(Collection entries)
..............................

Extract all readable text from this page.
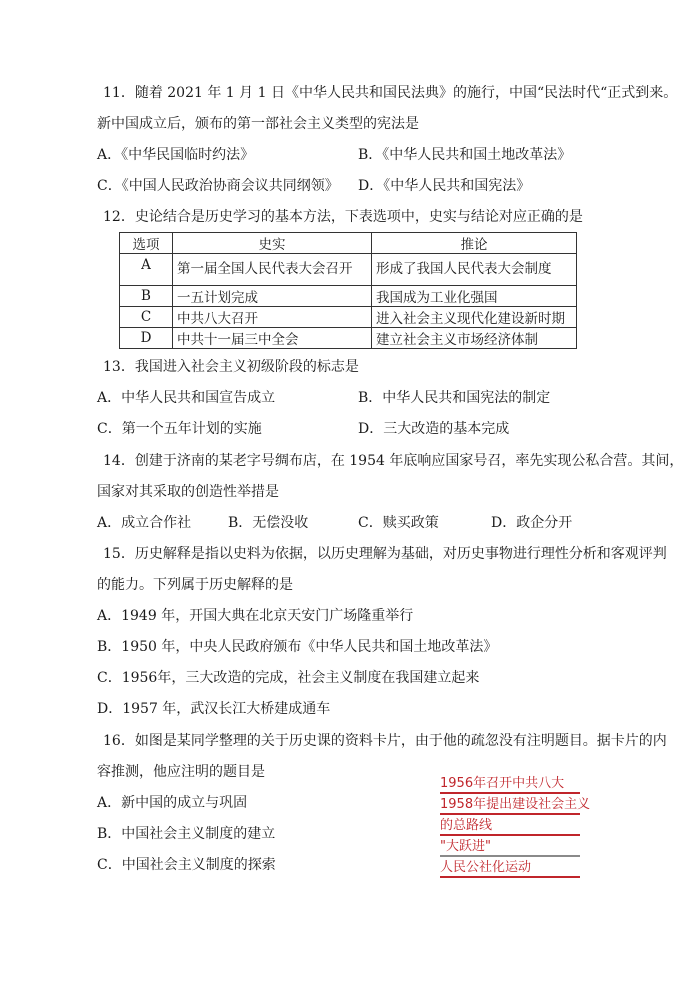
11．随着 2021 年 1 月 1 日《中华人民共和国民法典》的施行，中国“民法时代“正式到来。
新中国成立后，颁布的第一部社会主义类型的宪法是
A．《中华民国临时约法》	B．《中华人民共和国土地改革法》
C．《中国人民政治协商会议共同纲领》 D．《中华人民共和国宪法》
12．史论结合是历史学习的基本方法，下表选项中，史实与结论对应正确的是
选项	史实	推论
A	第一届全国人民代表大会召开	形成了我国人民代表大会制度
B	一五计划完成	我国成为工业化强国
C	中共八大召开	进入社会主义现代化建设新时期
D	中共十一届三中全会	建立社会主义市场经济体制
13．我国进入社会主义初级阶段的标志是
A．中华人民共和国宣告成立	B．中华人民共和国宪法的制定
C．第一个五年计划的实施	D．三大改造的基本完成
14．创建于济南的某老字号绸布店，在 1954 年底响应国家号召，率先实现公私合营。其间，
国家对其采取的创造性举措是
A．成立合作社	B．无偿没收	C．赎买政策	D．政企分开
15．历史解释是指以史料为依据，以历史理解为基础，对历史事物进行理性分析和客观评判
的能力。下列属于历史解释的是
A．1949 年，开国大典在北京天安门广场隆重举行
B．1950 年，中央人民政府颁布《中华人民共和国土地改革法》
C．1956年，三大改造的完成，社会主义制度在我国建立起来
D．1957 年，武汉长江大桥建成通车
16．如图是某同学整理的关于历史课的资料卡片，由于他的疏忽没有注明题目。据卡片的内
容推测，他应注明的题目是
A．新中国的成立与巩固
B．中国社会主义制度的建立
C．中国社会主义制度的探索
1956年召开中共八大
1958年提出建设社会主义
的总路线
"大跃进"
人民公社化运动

..............................

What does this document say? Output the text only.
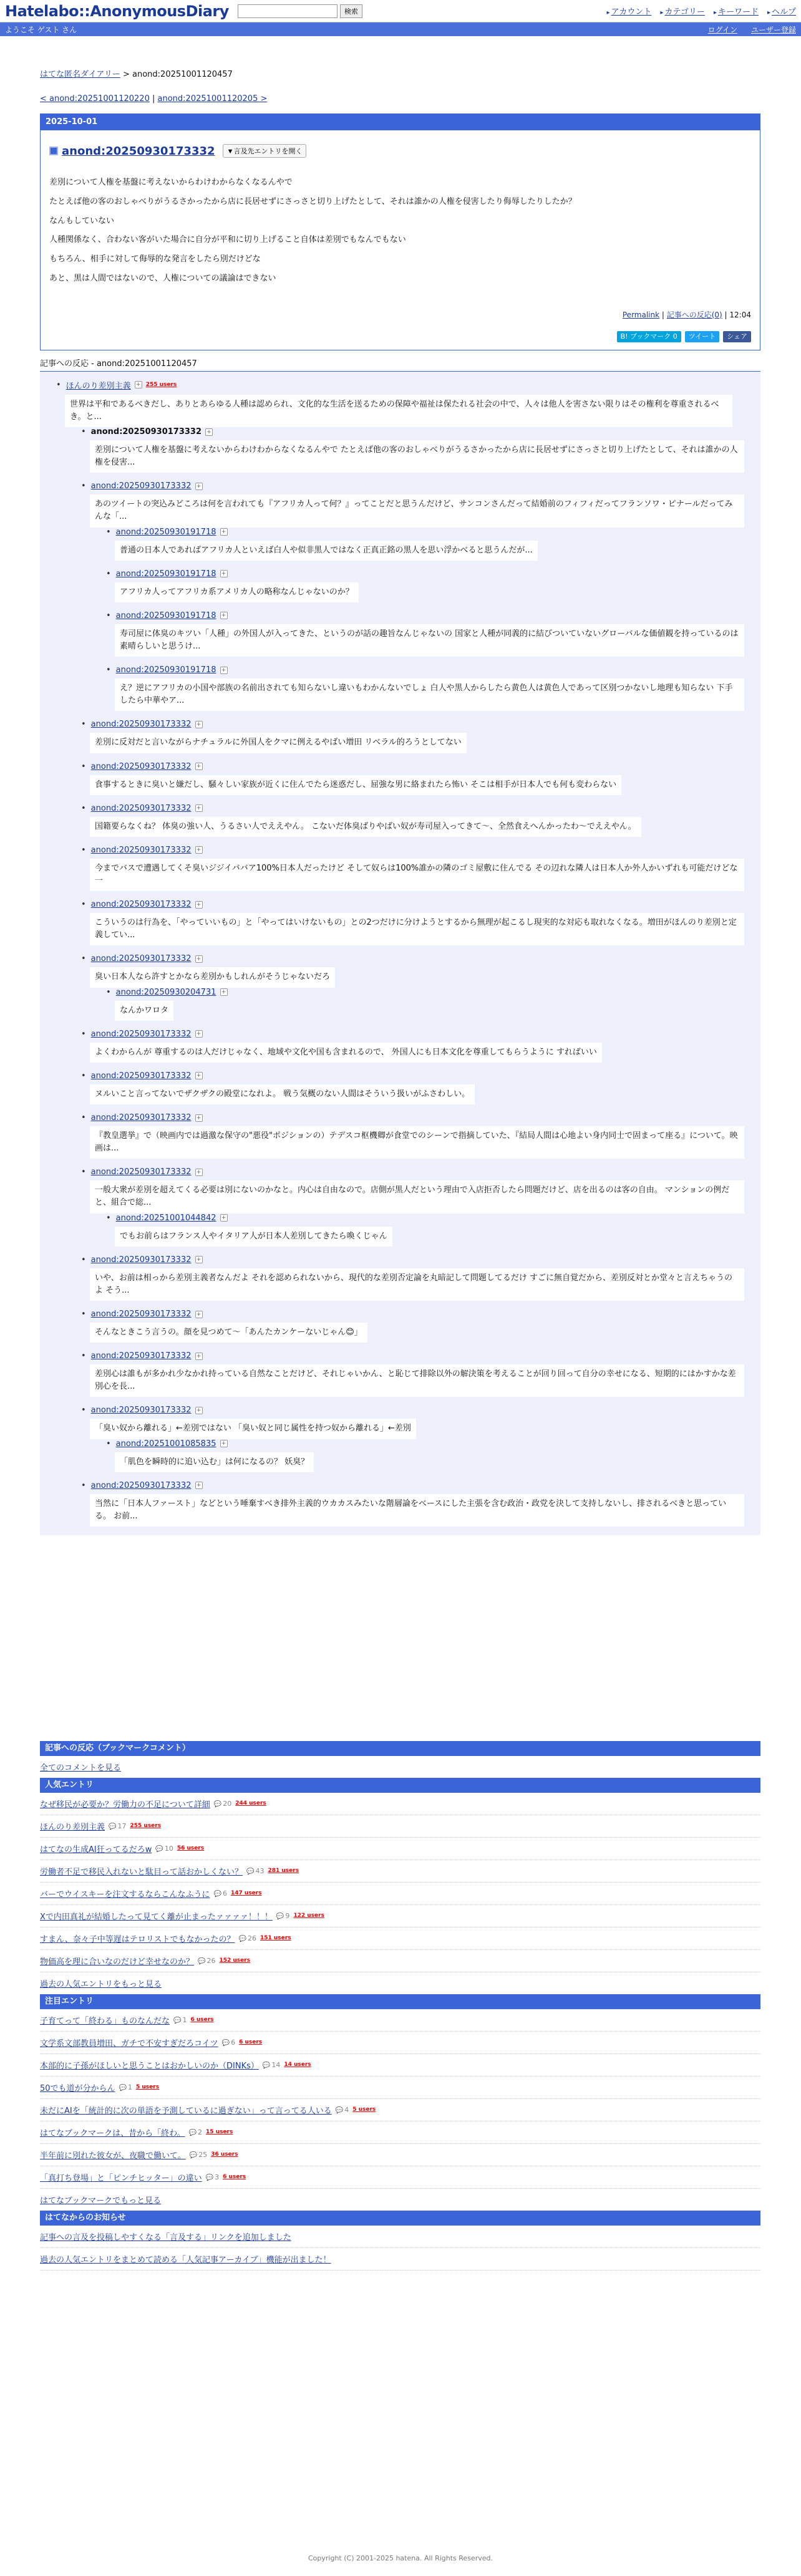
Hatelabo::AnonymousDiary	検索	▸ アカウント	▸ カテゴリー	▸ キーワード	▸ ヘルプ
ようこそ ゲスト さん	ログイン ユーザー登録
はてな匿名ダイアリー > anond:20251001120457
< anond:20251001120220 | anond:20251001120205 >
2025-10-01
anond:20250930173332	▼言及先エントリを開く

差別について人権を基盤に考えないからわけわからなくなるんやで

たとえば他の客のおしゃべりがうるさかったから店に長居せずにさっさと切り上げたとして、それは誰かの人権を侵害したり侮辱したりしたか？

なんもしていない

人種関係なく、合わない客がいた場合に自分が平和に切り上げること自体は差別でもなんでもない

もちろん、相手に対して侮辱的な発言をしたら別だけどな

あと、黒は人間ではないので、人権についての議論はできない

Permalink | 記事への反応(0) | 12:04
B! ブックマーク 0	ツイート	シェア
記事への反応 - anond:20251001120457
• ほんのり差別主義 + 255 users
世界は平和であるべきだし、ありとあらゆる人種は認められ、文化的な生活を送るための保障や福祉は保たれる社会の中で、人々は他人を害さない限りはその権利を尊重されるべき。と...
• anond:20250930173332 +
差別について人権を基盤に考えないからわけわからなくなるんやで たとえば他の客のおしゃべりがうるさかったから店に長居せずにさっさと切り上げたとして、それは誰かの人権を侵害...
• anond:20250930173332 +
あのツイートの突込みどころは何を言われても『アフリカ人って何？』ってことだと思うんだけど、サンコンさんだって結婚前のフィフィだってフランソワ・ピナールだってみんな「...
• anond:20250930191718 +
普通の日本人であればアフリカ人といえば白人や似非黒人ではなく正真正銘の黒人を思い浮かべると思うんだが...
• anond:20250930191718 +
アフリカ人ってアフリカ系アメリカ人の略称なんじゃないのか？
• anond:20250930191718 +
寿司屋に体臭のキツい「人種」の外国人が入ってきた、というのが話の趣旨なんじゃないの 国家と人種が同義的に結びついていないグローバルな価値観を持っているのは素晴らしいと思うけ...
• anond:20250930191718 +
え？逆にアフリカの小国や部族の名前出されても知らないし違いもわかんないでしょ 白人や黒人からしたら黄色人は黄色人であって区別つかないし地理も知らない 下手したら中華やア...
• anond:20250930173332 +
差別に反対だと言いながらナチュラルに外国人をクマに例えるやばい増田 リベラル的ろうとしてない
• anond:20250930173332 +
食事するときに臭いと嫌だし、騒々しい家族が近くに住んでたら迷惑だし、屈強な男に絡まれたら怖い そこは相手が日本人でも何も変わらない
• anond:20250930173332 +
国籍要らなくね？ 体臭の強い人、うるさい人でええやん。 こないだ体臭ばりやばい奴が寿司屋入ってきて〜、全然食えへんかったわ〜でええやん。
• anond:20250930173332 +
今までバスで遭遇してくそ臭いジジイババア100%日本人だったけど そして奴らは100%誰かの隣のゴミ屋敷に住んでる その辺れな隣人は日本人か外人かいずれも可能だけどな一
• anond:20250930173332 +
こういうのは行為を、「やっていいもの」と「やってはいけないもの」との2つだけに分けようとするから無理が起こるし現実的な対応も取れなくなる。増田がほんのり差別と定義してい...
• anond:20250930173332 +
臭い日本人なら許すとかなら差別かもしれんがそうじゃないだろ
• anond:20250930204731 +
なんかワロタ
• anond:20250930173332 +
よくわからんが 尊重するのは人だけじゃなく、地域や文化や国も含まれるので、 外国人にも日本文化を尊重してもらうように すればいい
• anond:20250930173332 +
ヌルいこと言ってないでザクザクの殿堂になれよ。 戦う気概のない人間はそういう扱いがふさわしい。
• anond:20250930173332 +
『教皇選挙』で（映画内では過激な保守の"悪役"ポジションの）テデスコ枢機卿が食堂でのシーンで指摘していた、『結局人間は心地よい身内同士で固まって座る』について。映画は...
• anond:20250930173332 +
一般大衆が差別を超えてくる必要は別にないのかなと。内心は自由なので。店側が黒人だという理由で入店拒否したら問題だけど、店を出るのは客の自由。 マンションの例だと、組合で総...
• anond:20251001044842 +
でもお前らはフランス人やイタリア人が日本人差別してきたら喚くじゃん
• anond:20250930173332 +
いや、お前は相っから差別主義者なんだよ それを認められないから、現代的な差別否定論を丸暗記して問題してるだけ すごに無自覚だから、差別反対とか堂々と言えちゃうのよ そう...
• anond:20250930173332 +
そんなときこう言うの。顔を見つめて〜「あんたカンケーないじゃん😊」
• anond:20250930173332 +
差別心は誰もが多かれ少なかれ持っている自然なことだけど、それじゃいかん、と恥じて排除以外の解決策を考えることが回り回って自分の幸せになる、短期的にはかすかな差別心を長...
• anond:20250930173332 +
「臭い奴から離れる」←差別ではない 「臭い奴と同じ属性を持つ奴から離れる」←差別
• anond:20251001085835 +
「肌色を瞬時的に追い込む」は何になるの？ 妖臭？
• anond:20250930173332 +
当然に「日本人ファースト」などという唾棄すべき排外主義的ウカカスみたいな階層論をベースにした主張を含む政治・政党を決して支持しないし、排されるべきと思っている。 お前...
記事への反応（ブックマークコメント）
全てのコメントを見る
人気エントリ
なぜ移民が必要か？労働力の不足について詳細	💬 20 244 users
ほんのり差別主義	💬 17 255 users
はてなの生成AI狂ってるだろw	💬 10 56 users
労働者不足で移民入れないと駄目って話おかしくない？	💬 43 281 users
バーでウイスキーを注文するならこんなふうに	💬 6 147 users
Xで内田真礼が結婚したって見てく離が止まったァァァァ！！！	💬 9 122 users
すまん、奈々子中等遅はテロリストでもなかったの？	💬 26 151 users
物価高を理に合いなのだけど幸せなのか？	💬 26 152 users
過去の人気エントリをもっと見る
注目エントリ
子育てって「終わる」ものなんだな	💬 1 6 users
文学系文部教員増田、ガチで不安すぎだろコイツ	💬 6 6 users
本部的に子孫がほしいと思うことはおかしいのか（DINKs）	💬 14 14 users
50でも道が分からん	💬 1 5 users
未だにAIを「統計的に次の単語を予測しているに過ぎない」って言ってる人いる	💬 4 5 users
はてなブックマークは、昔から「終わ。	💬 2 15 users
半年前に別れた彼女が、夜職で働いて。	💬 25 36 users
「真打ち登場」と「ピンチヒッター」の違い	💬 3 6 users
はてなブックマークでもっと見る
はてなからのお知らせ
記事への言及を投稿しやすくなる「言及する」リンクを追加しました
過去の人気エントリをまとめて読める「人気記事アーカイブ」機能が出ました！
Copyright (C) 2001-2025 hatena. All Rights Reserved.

..............................

> [Written task]: Find every line above that contains the word "記事への反応", and return each one.

> [Answer to the problem]:
Permalink | 記事への反応(0) | 12:04
記事への反応 - anond:20251001120457
記事への反応（ブックマークコメント）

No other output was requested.